◆ EXERCISE DETAILS:
Look through the material below and give the number of lines holding "használható", with no other words.

--- start of MATERIALS PROVIDED ---

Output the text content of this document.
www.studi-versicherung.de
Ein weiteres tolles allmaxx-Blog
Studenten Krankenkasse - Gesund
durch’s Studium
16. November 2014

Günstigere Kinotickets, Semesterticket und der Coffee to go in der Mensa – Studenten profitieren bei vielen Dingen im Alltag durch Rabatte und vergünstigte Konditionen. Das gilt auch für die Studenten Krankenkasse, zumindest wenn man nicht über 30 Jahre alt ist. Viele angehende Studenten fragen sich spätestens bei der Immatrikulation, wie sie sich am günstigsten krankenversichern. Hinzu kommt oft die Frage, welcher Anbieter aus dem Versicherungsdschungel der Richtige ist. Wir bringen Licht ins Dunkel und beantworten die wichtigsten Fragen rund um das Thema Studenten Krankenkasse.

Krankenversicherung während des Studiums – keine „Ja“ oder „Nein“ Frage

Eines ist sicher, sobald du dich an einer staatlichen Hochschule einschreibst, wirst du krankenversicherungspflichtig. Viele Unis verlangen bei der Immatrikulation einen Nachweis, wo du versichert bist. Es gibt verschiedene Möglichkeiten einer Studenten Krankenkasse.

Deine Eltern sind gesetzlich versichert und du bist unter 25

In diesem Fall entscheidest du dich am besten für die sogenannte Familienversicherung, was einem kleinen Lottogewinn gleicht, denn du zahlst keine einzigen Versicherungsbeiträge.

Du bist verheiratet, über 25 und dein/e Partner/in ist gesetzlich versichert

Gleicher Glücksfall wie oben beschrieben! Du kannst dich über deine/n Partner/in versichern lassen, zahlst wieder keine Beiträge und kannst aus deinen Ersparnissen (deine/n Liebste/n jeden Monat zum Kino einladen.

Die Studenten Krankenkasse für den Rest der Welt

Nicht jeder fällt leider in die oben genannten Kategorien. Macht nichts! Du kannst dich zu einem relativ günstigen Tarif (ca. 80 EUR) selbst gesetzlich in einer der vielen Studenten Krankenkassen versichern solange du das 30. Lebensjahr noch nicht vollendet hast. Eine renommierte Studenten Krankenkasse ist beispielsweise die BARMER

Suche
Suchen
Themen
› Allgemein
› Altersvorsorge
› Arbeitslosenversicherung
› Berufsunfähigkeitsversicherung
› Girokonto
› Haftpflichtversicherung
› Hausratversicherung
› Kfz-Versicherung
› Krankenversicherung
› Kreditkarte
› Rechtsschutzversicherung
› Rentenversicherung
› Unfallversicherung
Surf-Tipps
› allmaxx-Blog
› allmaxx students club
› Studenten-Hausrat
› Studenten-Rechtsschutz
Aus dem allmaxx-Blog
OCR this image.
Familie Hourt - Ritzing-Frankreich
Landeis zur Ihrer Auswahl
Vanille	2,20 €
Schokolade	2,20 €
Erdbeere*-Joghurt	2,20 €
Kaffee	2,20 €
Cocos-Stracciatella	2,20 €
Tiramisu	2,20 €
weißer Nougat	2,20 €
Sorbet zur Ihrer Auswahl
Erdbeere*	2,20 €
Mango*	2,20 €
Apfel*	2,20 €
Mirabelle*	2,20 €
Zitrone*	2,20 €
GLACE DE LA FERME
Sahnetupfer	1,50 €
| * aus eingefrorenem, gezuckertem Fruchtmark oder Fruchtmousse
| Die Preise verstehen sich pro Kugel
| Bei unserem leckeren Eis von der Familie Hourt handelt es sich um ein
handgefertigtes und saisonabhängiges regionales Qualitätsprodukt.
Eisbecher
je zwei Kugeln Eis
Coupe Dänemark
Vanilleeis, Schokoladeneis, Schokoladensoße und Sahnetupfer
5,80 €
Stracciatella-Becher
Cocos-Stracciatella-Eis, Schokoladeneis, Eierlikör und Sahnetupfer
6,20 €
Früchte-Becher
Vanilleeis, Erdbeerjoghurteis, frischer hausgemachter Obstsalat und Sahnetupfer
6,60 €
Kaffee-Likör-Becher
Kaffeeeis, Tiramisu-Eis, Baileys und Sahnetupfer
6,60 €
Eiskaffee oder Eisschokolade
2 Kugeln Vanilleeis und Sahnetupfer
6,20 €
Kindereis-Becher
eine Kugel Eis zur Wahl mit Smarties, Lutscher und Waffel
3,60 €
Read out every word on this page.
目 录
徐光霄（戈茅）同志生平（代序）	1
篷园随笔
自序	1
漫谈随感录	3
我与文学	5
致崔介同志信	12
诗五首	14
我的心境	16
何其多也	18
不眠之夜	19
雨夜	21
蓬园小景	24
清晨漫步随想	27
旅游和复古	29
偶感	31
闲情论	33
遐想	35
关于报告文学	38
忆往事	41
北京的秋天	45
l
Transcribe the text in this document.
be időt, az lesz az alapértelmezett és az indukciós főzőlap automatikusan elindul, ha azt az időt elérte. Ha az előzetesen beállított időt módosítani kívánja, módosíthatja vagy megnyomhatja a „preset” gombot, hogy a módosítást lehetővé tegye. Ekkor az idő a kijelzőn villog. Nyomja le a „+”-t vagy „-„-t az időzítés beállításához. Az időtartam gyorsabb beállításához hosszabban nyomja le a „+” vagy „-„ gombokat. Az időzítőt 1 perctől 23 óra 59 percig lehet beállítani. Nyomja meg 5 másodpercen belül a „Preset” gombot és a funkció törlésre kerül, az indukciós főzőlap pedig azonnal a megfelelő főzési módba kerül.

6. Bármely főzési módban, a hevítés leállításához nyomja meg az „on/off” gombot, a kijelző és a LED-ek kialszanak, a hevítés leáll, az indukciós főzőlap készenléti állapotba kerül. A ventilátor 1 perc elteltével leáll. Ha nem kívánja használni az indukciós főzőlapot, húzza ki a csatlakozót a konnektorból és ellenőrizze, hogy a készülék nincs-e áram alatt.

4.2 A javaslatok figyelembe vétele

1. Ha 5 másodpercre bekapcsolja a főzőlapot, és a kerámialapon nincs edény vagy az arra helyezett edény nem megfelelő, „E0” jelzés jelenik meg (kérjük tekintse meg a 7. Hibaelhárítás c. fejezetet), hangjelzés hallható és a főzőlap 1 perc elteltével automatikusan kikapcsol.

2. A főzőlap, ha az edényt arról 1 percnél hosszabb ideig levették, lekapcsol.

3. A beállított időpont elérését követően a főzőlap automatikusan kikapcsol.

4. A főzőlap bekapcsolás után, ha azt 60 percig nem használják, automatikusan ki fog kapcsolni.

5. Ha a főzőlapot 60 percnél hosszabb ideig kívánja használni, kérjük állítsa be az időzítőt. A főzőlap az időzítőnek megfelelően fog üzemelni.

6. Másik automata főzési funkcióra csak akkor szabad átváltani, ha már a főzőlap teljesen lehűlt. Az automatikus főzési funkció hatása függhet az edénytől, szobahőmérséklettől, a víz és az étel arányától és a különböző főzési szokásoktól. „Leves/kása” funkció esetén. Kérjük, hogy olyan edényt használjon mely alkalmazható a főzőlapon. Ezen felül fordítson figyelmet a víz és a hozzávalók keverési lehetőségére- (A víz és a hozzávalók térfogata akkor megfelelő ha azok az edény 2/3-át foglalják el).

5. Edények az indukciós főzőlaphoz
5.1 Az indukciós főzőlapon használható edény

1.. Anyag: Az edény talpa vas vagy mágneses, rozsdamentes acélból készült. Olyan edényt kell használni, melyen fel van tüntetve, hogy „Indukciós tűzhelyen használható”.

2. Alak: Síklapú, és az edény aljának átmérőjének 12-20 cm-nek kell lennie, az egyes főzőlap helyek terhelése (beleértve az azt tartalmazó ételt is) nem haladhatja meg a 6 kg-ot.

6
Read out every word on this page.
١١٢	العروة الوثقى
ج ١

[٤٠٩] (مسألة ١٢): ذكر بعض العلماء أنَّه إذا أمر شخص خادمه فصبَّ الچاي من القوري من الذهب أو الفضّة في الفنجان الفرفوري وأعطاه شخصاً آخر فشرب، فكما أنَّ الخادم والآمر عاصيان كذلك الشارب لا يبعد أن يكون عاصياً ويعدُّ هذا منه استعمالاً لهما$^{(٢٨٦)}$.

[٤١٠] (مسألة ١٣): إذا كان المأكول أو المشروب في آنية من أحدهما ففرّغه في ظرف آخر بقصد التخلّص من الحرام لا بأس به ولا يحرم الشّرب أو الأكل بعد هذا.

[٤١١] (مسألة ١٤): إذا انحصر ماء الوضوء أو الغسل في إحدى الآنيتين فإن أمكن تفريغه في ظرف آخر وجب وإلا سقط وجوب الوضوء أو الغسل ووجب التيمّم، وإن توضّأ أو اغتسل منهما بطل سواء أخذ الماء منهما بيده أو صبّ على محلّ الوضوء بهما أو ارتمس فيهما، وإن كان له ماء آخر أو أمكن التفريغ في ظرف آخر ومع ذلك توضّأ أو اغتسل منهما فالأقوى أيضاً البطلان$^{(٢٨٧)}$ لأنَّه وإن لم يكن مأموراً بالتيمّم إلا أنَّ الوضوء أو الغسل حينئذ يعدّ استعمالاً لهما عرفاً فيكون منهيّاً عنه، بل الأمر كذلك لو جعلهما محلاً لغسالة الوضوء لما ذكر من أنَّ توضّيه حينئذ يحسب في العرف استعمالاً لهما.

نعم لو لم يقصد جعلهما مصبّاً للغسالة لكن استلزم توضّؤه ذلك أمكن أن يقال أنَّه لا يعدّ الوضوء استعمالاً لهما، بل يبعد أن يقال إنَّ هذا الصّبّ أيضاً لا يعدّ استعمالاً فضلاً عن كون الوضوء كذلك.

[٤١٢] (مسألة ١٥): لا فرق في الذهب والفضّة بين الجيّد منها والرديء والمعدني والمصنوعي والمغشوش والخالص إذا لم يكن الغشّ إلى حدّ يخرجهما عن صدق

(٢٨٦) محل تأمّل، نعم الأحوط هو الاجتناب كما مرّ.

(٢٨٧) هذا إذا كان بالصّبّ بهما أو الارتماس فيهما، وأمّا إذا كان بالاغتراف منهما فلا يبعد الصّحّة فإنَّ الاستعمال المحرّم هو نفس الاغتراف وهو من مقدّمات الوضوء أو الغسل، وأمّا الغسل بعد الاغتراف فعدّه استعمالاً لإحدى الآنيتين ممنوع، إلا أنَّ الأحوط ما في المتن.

--- end of MATERIALS PROVIDED ---

◆ SOLVED EXERCISE:
2